## REQUIREMENT
For the data below, report only the number of lines containing the string "Growth".

## DATA SHOWN

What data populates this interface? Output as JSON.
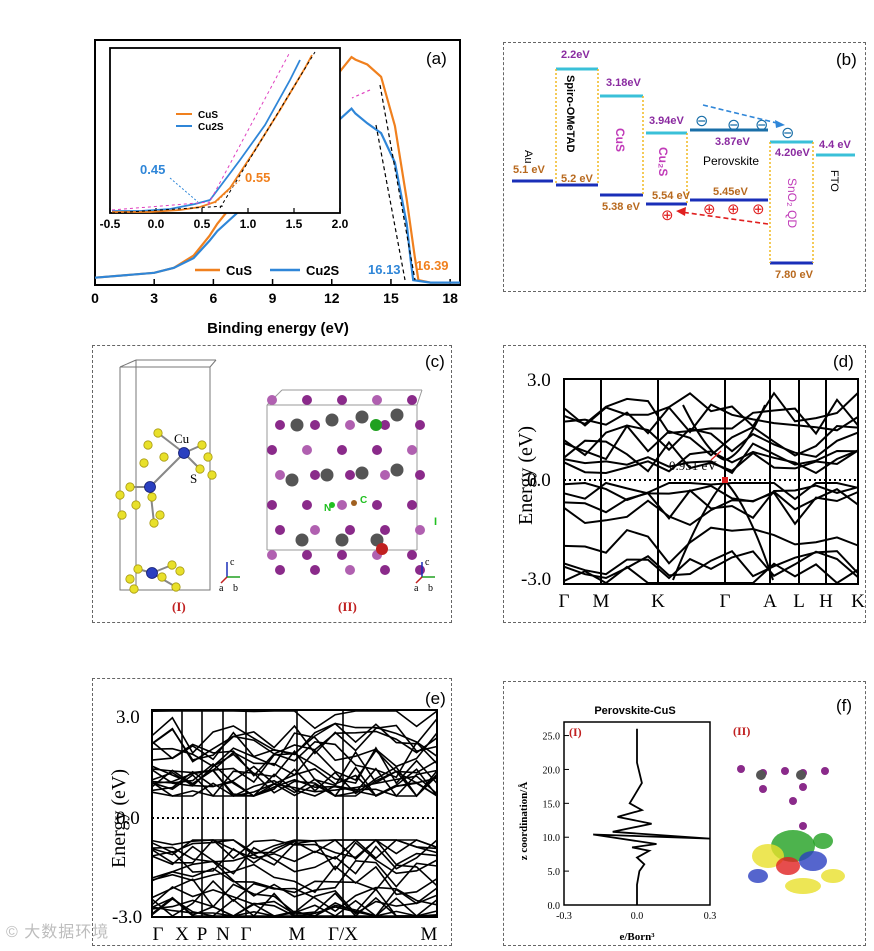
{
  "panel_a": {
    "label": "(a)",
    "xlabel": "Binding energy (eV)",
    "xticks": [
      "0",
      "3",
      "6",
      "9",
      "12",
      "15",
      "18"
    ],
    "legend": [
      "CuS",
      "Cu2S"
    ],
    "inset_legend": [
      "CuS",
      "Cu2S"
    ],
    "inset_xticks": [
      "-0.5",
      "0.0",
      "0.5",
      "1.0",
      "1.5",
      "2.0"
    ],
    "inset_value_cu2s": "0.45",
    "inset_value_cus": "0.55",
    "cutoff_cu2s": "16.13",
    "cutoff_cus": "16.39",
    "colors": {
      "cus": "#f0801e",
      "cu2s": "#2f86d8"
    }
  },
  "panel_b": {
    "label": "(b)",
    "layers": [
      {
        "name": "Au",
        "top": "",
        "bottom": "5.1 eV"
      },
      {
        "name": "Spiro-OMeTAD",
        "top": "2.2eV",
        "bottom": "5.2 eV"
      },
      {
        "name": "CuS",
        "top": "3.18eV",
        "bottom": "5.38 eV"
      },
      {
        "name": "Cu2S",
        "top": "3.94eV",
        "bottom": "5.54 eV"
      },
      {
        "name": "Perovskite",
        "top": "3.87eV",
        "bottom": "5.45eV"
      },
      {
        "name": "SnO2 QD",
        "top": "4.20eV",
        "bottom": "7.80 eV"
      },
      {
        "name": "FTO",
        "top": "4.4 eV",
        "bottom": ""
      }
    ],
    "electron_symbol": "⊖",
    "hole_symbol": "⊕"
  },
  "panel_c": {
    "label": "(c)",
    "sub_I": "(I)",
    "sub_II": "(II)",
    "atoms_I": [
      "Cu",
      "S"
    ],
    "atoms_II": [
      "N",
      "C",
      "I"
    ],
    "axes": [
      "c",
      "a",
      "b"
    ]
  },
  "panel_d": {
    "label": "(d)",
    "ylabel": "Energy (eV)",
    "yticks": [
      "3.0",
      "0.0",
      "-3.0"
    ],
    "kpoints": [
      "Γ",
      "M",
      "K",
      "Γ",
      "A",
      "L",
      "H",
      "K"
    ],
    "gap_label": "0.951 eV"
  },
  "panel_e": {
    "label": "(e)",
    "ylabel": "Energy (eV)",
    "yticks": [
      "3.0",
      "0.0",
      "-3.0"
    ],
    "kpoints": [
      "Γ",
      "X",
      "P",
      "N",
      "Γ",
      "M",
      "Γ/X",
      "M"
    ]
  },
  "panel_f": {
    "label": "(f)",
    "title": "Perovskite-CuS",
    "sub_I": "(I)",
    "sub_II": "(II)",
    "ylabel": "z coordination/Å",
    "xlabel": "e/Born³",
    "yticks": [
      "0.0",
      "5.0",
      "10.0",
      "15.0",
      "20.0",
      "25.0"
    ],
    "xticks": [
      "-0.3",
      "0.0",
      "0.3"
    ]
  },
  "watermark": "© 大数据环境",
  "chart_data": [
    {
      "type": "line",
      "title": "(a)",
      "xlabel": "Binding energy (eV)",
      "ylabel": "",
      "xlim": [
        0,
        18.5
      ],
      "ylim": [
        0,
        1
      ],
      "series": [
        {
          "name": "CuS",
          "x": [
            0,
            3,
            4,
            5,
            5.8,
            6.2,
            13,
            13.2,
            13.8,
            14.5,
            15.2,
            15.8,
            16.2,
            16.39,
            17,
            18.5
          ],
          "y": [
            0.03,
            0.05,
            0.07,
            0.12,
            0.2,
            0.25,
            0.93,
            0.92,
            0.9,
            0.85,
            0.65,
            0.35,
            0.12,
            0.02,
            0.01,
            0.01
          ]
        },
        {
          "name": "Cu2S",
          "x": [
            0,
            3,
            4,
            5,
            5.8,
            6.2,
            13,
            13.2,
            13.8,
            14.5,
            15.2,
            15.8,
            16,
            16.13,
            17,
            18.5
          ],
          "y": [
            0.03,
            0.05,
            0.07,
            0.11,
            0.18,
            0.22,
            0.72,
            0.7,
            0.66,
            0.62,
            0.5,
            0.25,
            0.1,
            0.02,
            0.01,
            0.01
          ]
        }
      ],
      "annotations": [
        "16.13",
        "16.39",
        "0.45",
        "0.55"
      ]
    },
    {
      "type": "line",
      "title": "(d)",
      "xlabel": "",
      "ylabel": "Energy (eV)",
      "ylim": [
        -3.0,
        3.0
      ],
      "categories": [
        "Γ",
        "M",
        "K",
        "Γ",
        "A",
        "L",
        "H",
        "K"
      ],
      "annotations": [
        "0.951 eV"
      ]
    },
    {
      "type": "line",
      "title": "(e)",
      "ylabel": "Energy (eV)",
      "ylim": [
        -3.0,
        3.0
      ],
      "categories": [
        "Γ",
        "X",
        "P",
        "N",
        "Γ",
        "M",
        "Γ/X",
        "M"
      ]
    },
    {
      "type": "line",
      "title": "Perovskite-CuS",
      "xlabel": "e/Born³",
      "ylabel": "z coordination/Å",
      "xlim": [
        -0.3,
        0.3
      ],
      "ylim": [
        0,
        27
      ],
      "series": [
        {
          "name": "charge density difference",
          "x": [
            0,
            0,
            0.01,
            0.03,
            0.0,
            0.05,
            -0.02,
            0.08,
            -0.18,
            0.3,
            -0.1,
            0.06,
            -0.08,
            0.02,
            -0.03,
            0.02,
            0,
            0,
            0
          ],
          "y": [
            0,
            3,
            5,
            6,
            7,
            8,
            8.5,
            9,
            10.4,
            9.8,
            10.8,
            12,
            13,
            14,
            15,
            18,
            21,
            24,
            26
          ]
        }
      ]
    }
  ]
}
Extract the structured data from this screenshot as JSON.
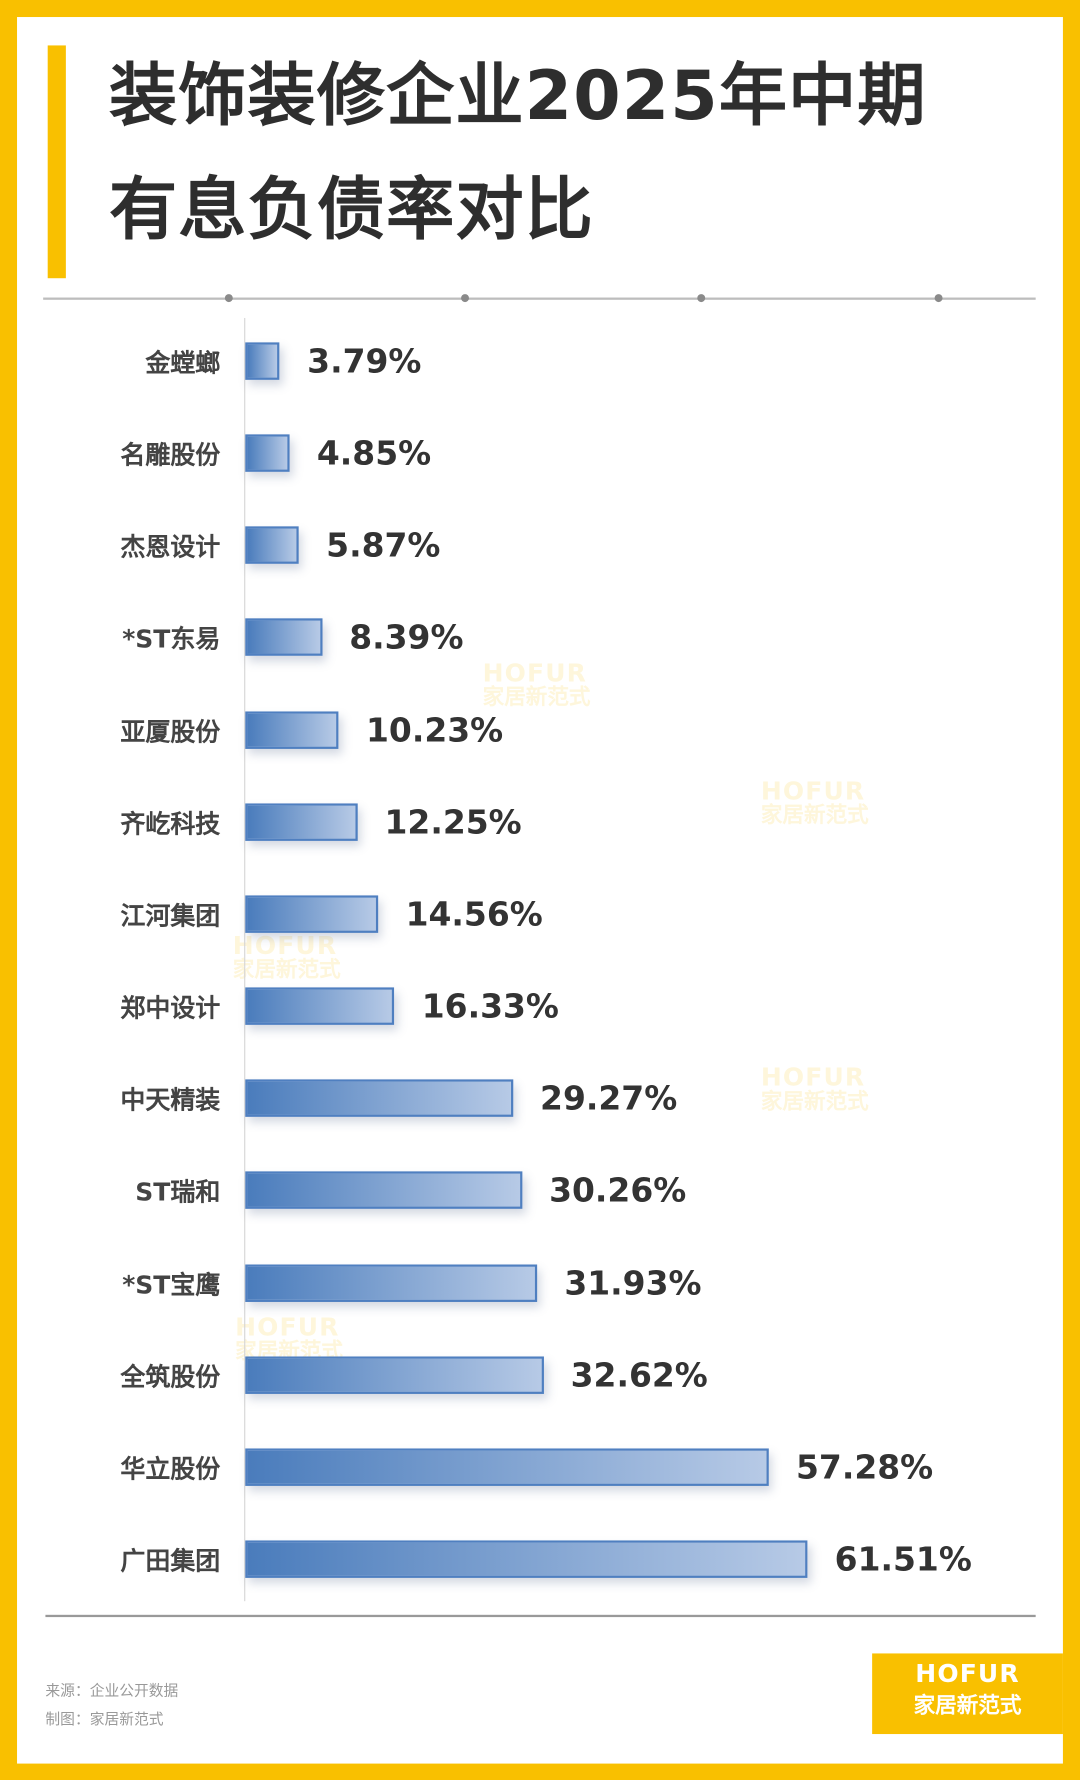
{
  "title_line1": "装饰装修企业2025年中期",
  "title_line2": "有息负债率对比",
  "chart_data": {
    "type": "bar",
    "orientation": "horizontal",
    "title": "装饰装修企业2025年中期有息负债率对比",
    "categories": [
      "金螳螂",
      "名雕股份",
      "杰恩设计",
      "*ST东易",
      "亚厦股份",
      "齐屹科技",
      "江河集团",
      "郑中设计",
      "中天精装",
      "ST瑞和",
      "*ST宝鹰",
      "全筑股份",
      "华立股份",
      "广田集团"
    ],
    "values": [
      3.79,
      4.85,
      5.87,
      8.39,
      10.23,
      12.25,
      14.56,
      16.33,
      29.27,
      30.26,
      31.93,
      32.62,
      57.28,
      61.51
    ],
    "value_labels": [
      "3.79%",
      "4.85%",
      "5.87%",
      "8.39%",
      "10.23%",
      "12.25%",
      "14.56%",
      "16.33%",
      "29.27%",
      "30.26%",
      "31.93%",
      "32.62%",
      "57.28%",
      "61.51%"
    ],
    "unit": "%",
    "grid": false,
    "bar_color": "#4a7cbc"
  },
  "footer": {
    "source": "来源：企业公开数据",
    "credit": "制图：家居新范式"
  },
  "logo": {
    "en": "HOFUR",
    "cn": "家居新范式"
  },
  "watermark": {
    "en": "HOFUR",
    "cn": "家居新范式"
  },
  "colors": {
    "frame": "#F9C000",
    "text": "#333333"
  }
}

---

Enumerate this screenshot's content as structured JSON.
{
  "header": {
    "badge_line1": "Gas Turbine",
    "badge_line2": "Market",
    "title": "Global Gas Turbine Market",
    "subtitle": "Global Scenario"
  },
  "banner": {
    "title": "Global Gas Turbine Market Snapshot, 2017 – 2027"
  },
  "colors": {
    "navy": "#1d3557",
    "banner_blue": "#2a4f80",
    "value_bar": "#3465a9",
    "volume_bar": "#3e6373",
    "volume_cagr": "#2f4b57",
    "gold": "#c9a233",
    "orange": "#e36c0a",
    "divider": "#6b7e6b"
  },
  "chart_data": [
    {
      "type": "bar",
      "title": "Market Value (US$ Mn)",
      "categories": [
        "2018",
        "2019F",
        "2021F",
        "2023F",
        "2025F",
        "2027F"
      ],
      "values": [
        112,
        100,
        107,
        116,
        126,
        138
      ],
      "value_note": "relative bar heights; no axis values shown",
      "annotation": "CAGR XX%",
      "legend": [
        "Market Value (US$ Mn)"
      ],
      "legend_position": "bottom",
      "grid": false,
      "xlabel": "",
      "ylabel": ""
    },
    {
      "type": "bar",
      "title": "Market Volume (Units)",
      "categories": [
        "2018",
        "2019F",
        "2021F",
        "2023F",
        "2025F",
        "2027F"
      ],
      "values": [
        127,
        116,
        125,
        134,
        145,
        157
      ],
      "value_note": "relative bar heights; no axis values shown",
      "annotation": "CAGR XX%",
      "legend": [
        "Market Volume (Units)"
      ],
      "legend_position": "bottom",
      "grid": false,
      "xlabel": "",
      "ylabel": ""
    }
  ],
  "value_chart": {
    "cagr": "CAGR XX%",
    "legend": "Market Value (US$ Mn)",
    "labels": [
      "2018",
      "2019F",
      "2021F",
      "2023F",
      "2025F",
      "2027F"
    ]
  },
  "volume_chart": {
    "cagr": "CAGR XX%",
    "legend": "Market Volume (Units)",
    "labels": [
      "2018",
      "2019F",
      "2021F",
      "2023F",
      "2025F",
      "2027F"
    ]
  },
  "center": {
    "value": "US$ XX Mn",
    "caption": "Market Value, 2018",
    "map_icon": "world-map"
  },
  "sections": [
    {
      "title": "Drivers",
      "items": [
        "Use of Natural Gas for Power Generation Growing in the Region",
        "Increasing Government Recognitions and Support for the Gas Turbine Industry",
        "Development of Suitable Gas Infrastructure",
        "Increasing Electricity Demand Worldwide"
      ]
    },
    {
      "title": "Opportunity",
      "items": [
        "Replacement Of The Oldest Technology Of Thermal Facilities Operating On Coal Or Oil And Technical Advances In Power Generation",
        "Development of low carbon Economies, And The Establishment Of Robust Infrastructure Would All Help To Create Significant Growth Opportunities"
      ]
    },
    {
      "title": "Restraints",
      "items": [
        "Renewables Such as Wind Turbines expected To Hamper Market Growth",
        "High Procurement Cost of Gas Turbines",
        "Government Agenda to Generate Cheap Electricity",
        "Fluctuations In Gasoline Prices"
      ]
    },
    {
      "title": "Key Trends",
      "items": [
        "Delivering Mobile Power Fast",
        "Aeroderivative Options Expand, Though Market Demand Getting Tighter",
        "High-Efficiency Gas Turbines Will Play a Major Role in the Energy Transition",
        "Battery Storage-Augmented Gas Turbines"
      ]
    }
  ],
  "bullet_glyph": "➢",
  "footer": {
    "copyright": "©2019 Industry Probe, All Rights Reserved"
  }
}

...

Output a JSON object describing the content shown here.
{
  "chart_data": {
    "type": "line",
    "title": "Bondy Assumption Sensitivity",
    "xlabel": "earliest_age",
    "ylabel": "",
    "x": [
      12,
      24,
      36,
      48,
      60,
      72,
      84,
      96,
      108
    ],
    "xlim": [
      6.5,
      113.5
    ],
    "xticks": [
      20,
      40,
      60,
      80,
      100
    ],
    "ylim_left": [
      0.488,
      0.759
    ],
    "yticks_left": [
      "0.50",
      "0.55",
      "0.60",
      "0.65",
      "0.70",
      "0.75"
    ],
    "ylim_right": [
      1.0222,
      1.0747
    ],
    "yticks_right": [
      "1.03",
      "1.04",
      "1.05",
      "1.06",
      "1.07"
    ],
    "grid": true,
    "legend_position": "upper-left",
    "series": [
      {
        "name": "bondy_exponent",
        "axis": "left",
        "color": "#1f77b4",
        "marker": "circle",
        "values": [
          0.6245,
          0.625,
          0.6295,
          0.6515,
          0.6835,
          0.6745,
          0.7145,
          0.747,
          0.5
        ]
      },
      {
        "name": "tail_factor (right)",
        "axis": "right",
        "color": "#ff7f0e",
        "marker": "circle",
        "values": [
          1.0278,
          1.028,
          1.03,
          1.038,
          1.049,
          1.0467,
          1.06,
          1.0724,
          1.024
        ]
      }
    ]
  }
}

## TASK OUTPUT
2